=== LISTING ===
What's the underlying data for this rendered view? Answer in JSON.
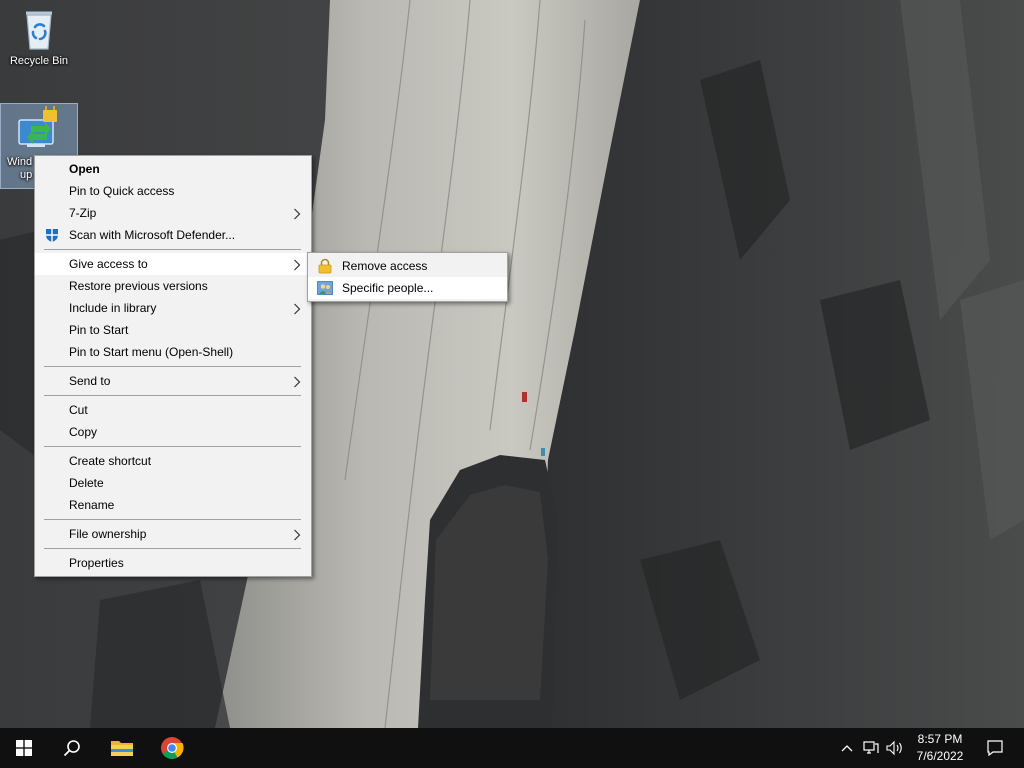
{
  "desktop": {
    "icons": [
      {
        "label": "Recycle Bin",
        "icon": "recycle-bin-icon"
      },
      {
        "label": "Windows update",
        "visible_label": [
          "Wind",
          "up"
        ],
        "icon": "windows-update-lock-icon"
      }
    ]
  },
  "context_menu": {
    "items": [
      {
        "label": "Open",
        "bold": true
      },
      {
        "label": "Pin to Quick access"
      },
      {
        "label": "7-Zip",
        "submenu": true
      },
      {
        "label": "Scan with Microsoft Defender...",
        "icon": "defender-shield-icon"
      },
      {
        "separator": true
      },
      {
        "label": "Give access to",
        "submenu": true,
        "hover": true
      },
      {
        "label": "Restore previous versions"
      },
      {
        "label": "Include in library",
        "submenu": true
      },
      {
        "label": "Pin to Start"
      },
      {
        "label": "Pin to Start menu (Open-Shell)"
      },
      {
        "separator": true
      },
      {
        "label": "Send to",
        "submenu": true
      },
      {
        "separator": true
      },
      {
        "label": "Cut"
      },
      {
        "label": "Copy"
      },
      {
        "separator": true
      },
      {
        "label": "Create shortcut"
      },
      {
        "label": "Delete"
      },
      {
        "label": "Rename"
      },
      {
        "separator": true
      },
      {
        "label": "File ownership",
        "submenu": true
      },
      {
        "separator": true
      },
      {
        "label": "Properties"
      }
    ]
  },
  "submenu": {
    "items": [
      {
        "label": "Remove access",
        "icon": "lock-icon"
      },
      {
        "label": "Specific people...",
        "icon": "people-icon",
        "hover": true
      }
    ]
  },
  "taskbar": {
    "buttons": [
      "start-button",
      "search-button",
      "file-explorer-button",
      "chrome-button"
    ],
    "clock": {
      "time": "8:57 PM",
      "date": "7/6/2022"
    }
  },
  "colors": {
    "menu_bg": "#f2f2f2",
    "menu_hover": "#ffffff",
    "taskbar": "#101010",
    "selection": "#96bee6"
  }
}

=== THE EXERCISE ===
For each line of the listing that holds the word "access", show that line.

=== CORRECT RESPONSE ===
        "label": "Pin to Quick access"
        "label": "Give access to",
        "label": "Remove access",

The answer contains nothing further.